• _THE REQUEST_
Keep the pictures out of the copy and print all the entries below exactly.

• _DATA SUPPLIED_
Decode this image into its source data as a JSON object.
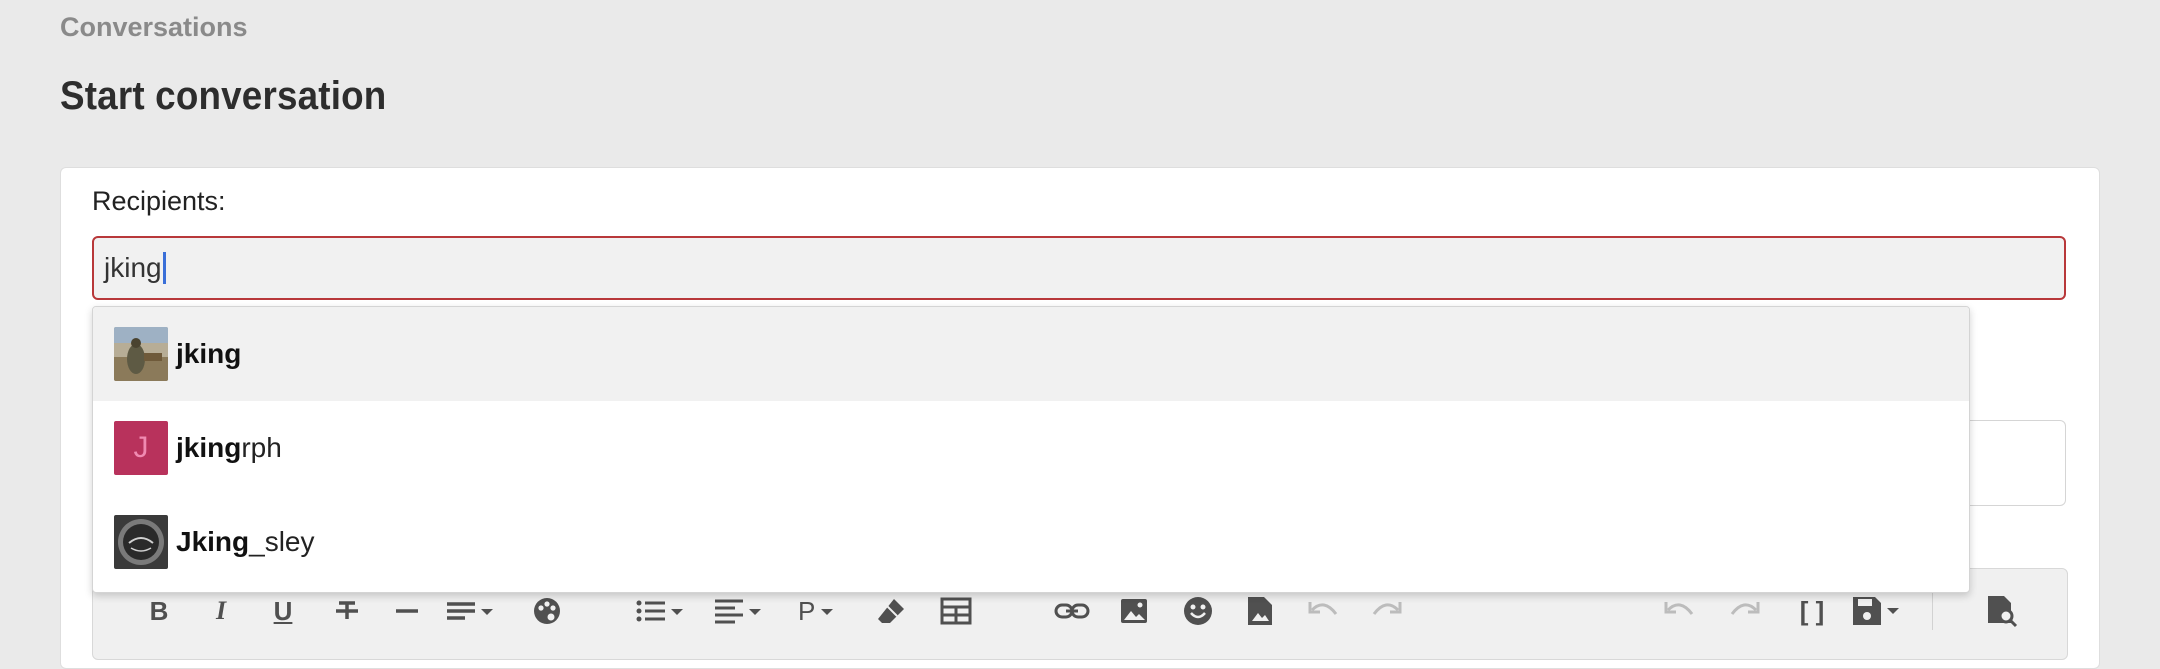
{
  "breadcrumb": "Conversations",
  "page_title": "Start conversation",
  "recipients": {
    "label": "Recipients:",
    "input_value": "jking"
  },
  "suggestions": [
    {
      "match": "jking",
      "rest": "",
      "avatar": "photo"
    },
    {
      "match": "jking",
      "rest": "rph",
      "avatar": "letter",
      "letter": "J",
      "avatar_bg": "#b8325c"
    },
    {
      "match": "Jking",
      "rest": "_sley",
      "avatar": "logo"
    }
  ],
  "toolbar": {
    "icons": [
      "bold-icon",
      "italic-icon",
      "underline-icon",
      "strikethrough-icon",
      "horizontal-line-icon",
      "text-size-icon",
      "palette-icon",
      "list-icon",
      "align-icon",
      "paragraph-icon",
      "eraser-icon",
      "table-icon",
      "link-icon",
      "image-icon",
      "emoji-icon",
      "media-icon",
      "undo-icon",
      "redo-icon",
      "undo-icon",
      "redo-icon",
      "brackets-icon",
      "save-draft-icon",
      "preview-icon"
    ],
    "bold": "B",
    "italic": "I",
    "underline": "U",
    "paragraph": "P",
    "brackets": "[ ]"
  },
  "colors": {
    "input_border": "#b8383a",
    "caret": "#3a6fd8",
    "avatar_pink": "#b8325c"
  }
}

• _SOLUTION_
Decode this image into its source data as a JSON object.
{
  "breadcrumb": "Conversations",
  "page_title": "Start conversation",
  "recipients": {
    "label": "Recipients:",
    "input_value": "jking"
  },
  "suggestions": [
    {
      "match": "jking",
      "rest": "",
      "avatar": "photo"
    },
    {
      "match": "jking",
      "rest": "rph",
      "avatar": "letter",
      "letter": "J",
      "avatar_bg": "#b8325c"
    },
    {
      "match": "Jking",
      "rest": "_sley",
      "avatar": "logo"
    }
  ],
  "toolbar": {
    "icons": [
      "bold-icon",
      "italic-icon",
      "underline-icon",
      "strikethrough-icon",
      "horizontal-line-icon",
      "text-size-icon",
      "palette-icon",
      "list-icon",
      "align-icon",
      "paragraph-icon",
      "eraser-icon",
      "table-icon",
      "link-icon",
      "image-icon",
      "emoji-icon",
      "media-icon",
      "undo-icon",
      "redo-icon",
      "undo-icon",
      "redo-icon",
      "brackets-icon",
      "save-draft-icon",
      "preview-icon"
    ],
    "bold": "B",
    "italic": "I",
    "underline": "U",
    "paragraph": "P",
    "brackets": "[ ]"
  },
  "colors": {
    "input_border": "#b8383a",
    "caret": "#3a6fd8",
    "avatar_pink": "#b8325c"
  }
}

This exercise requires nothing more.